%%

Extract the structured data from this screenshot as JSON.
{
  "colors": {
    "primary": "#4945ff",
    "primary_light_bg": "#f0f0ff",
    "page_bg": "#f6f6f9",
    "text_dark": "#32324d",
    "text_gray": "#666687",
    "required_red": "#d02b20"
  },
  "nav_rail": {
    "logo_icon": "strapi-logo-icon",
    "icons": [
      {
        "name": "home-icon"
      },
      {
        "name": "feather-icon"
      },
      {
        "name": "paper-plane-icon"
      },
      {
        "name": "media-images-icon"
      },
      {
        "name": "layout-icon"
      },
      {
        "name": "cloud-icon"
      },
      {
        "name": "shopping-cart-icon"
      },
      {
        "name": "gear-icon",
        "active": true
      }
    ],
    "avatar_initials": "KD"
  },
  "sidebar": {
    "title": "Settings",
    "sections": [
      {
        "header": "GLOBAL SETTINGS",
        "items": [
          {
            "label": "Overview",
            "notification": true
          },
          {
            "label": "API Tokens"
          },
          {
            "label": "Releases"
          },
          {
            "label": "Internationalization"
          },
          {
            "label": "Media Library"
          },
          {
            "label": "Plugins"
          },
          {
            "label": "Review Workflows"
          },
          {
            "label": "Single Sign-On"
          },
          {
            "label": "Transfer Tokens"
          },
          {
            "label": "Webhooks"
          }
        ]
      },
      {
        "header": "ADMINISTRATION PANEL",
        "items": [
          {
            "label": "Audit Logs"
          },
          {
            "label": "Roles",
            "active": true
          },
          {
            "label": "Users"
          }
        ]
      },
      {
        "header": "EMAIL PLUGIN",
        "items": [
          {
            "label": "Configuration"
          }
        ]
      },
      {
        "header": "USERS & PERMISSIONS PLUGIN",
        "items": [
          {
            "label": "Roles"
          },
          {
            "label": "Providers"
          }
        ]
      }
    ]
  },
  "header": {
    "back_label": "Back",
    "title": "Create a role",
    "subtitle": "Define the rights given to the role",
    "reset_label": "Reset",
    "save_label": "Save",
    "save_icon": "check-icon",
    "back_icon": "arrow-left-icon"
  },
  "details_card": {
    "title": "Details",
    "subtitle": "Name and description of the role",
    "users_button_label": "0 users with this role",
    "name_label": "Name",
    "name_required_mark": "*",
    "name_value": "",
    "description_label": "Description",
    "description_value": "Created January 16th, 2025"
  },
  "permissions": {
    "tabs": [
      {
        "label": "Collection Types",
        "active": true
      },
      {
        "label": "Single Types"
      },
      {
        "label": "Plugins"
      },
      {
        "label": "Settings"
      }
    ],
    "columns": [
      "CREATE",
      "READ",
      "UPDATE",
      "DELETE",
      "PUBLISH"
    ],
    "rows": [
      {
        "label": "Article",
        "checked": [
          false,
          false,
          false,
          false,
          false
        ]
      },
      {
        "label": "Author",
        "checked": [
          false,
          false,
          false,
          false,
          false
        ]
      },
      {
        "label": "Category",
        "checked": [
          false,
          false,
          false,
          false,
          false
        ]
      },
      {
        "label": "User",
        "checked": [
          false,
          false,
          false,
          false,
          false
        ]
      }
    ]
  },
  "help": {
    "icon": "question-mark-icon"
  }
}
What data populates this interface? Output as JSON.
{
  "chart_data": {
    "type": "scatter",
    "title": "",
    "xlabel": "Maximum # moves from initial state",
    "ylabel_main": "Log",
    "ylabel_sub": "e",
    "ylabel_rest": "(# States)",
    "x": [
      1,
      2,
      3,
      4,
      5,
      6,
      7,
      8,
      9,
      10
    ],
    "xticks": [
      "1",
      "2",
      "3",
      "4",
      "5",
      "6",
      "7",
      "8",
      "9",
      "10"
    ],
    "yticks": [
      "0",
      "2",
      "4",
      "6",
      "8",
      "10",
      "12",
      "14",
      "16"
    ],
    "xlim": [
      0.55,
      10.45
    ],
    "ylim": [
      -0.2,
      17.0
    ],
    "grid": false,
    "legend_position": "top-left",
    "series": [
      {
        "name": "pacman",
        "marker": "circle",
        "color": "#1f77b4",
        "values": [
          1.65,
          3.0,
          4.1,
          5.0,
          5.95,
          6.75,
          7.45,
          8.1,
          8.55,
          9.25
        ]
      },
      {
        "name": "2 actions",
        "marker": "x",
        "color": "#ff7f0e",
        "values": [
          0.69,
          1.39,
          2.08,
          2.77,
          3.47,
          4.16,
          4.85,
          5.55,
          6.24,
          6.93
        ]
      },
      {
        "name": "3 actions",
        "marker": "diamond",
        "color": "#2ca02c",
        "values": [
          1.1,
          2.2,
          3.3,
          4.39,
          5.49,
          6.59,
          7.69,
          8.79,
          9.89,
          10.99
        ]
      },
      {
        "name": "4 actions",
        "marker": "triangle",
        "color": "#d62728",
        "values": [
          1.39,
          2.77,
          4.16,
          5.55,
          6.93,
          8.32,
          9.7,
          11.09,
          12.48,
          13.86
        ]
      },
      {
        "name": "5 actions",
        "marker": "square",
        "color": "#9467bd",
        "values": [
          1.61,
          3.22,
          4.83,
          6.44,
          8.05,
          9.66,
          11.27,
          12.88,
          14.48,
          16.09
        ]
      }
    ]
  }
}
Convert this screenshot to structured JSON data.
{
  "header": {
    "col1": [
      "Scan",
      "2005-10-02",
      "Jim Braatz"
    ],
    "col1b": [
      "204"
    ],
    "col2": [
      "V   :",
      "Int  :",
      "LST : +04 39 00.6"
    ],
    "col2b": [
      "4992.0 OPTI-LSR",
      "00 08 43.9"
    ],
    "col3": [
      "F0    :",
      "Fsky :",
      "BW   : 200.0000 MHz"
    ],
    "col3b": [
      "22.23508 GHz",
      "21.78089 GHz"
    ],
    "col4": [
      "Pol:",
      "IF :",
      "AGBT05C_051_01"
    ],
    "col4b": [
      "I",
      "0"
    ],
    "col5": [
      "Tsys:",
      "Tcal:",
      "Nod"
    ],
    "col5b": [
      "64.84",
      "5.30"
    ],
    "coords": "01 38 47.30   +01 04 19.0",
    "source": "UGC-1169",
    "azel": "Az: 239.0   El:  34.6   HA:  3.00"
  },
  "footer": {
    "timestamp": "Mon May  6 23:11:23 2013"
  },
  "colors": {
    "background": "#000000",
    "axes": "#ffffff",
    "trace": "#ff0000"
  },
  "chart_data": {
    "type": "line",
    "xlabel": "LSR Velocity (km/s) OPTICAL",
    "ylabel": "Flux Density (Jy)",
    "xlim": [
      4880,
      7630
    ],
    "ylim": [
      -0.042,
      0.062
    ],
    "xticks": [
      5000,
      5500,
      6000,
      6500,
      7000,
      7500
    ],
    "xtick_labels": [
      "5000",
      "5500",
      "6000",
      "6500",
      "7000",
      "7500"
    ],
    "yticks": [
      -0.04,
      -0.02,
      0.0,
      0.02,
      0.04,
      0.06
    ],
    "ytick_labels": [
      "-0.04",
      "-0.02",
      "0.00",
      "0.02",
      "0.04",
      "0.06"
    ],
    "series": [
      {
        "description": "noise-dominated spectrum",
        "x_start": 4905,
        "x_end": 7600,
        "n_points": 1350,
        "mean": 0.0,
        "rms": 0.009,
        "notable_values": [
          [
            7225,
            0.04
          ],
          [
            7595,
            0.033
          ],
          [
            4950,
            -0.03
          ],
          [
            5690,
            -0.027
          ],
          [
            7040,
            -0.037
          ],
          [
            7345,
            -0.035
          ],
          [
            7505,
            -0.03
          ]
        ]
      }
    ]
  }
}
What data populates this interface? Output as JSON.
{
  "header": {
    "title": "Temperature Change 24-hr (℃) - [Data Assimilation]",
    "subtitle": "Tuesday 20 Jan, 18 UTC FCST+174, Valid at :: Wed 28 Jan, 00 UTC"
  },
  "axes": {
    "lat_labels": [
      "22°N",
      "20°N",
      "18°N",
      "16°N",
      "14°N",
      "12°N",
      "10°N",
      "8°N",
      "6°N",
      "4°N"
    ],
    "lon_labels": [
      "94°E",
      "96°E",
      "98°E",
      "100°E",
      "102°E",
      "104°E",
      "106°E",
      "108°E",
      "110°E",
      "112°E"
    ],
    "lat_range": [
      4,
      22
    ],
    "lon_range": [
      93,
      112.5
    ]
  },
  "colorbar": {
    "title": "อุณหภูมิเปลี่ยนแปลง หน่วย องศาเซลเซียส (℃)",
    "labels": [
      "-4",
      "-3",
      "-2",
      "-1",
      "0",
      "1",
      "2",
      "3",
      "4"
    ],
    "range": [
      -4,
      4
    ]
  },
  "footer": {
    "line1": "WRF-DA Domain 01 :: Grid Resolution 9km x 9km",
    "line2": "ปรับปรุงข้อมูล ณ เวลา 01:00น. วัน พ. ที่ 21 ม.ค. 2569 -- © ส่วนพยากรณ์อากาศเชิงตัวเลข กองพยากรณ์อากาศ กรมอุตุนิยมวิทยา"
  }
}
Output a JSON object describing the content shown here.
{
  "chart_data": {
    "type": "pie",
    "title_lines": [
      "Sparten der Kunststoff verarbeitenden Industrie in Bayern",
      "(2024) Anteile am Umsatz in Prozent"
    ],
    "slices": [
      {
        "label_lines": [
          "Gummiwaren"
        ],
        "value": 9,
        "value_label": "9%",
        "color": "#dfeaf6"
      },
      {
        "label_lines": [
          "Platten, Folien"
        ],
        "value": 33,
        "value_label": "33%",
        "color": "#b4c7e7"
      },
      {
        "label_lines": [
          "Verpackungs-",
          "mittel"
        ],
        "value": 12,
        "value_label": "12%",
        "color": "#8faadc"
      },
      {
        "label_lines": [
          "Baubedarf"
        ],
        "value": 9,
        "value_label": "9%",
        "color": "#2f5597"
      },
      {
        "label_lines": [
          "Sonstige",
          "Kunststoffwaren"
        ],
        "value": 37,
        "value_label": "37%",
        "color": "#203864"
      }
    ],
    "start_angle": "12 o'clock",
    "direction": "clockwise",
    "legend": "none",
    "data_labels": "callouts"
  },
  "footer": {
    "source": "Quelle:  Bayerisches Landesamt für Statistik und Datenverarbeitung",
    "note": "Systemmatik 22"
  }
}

%%

Your goal. Take every line that includes the string "this" and copy it.

Full solution.
Extract the structured data from this screenshot as JSON.
    "users_button_label": "0 users with this role",
What data populates this interface? Output as JSON.
Convert this screenshot to structured JSON data.
What data populates this interface? Output as JSON.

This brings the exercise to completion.